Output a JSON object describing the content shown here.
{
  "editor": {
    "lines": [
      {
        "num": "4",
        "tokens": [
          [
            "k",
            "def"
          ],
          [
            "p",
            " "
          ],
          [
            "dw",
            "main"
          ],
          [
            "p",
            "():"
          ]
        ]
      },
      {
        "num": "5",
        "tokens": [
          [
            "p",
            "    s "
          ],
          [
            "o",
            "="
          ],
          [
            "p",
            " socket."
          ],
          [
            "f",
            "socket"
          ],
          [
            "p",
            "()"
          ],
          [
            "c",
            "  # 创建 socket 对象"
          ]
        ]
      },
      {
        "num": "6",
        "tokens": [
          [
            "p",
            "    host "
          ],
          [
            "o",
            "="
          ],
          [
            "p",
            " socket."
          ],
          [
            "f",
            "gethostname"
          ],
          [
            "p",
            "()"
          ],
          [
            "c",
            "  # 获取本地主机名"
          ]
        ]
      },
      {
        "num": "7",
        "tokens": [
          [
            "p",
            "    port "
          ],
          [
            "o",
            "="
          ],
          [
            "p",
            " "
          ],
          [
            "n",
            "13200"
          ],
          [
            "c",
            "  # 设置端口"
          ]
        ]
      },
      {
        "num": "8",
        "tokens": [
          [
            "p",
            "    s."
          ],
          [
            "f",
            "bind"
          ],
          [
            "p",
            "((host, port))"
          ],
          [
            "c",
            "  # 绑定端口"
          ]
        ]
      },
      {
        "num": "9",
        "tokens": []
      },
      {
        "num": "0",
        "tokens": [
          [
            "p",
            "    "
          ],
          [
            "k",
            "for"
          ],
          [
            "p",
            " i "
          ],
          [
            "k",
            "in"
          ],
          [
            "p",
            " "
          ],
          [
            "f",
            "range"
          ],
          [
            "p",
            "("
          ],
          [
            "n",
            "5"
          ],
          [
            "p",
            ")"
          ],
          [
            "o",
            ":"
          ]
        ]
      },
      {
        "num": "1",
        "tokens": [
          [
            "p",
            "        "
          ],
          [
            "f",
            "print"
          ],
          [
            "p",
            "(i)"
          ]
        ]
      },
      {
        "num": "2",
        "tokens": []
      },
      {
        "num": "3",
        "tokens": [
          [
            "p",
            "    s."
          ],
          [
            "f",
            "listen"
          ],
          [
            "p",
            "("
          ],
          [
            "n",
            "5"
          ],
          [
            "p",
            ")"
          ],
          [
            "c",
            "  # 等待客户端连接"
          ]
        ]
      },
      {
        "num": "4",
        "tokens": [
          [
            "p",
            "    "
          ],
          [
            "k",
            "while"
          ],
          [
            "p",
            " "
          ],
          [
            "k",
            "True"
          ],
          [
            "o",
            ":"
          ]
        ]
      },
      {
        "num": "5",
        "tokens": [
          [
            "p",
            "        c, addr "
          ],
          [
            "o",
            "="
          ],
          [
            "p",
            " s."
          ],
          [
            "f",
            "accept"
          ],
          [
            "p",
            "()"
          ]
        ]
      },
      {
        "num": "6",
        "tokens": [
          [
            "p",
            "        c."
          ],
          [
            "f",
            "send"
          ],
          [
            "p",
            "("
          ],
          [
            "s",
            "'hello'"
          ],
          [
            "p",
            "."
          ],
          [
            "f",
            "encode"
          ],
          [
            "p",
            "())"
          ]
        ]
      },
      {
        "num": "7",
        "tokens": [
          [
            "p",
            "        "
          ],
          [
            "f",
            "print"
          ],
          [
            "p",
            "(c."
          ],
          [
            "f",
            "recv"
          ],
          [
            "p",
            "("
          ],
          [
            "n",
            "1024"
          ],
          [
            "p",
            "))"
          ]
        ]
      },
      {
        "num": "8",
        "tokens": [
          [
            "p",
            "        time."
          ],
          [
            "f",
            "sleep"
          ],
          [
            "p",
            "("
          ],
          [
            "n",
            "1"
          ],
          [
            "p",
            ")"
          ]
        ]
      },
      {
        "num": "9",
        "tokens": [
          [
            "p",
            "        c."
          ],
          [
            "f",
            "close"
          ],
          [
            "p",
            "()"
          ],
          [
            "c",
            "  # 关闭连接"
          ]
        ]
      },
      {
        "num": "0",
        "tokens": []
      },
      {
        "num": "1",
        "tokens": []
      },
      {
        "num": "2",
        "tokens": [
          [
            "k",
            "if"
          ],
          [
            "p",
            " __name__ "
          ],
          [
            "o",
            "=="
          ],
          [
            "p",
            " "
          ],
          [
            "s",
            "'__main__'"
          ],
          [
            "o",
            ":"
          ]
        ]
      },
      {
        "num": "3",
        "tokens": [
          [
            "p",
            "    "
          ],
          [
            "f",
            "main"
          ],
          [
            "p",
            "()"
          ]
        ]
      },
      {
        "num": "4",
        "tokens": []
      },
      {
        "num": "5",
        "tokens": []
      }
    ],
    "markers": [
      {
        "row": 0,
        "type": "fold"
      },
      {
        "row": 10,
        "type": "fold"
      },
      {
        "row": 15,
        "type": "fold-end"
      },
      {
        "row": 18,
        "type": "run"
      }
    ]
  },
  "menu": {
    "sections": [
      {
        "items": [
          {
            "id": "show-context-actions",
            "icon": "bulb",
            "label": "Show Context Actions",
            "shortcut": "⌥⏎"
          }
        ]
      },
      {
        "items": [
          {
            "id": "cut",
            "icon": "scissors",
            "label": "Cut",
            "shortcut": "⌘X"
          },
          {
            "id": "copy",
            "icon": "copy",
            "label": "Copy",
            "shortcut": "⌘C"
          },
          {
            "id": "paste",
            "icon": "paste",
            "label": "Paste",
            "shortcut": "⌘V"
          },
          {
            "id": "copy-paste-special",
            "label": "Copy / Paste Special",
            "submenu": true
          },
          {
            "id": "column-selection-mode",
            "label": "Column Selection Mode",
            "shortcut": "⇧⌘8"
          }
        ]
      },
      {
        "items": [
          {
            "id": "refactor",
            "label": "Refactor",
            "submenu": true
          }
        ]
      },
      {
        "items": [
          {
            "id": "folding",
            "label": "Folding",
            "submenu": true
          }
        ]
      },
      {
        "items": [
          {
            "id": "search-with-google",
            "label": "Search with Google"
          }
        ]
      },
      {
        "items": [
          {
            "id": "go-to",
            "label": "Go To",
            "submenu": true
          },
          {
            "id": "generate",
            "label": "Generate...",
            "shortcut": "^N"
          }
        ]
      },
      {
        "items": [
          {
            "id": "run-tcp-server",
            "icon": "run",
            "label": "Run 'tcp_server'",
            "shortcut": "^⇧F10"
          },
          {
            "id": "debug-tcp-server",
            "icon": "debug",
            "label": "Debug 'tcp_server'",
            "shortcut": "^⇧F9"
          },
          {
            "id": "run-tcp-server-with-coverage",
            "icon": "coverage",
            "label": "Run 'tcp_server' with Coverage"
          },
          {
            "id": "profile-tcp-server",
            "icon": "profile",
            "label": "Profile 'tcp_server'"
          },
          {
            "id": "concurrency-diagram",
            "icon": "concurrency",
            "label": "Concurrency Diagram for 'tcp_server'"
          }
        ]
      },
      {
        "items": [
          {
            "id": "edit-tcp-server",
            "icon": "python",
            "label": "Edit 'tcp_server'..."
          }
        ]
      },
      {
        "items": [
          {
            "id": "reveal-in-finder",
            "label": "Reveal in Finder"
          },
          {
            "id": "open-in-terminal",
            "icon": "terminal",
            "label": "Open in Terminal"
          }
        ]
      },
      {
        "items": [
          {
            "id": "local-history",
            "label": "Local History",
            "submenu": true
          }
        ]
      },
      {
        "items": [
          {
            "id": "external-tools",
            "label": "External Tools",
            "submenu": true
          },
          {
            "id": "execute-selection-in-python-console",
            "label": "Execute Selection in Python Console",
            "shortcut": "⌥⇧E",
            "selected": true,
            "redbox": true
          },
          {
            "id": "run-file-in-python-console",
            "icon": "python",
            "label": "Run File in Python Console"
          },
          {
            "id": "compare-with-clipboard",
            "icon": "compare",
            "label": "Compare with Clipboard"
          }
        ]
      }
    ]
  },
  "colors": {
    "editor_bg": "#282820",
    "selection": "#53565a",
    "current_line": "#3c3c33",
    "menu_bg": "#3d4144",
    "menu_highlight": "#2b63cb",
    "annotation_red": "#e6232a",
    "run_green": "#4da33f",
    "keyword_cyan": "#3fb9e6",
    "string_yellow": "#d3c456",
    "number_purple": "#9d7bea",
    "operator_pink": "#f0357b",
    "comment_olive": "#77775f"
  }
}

#### TASK:
Look through the data and show every line containing "shortcut".

#### SOLUTION FOR THIS TASK:
            "shortcut": "⌥⏎"
            "shortcut": "⌘X"
            "shortcut": "⌘C"
            "shortcut": "⌘V"
            "shortcut": "⇧⌘8"
            "shortcut": "^N"
            "shortcut": "^⇧F10"
            "shortcut": "^⇧F9"
            "shortcut": "⌥⇧E",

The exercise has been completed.